TASK: Records follow. Select each line holding "kunnissa".

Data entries
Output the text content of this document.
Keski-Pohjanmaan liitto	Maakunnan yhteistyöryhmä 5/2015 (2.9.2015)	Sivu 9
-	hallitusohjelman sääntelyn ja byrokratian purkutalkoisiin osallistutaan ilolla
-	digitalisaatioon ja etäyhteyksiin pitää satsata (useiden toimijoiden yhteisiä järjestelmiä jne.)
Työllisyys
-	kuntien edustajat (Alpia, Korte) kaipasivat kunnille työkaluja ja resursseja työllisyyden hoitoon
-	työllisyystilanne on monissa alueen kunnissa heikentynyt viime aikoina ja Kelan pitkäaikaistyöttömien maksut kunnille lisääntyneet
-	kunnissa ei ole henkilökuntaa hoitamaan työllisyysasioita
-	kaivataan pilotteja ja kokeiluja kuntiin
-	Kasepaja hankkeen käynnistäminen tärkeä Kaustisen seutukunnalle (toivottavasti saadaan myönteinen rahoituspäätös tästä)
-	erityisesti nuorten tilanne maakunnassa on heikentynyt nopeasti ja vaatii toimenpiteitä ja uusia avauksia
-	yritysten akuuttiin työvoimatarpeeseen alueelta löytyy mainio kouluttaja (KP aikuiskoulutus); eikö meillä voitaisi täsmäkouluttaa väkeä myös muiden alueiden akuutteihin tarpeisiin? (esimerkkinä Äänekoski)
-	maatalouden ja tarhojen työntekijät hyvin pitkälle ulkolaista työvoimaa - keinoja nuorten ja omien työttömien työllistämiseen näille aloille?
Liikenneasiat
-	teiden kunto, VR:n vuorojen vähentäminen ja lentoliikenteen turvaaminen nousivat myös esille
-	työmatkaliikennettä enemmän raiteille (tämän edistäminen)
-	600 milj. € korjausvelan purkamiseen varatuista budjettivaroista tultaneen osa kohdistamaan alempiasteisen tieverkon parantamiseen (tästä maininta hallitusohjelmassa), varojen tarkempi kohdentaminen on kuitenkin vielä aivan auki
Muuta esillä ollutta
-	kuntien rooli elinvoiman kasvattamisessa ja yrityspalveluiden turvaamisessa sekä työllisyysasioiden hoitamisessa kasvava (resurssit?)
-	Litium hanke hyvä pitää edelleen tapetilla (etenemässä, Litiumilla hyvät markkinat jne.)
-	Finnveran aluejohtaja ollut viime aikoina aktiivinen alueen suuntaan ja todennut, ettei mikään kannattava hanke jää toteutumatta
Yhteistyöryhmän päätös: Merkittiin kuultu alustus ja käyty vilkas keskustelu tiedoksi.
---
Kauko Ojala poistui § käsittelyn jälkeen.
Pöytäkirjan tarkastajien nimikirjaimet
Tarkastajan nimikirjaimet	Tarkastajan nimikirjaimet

THE ANSWER:
-	työllisyystilanne on monissa alueen kunnissa heikentynyt viime aikoina ja Kelan pitkäaikaistyöttömien maksut kunnille lisääntyneet
-	kunnissa ei ole henkilökuntaa hoitamaan työllisyysasioita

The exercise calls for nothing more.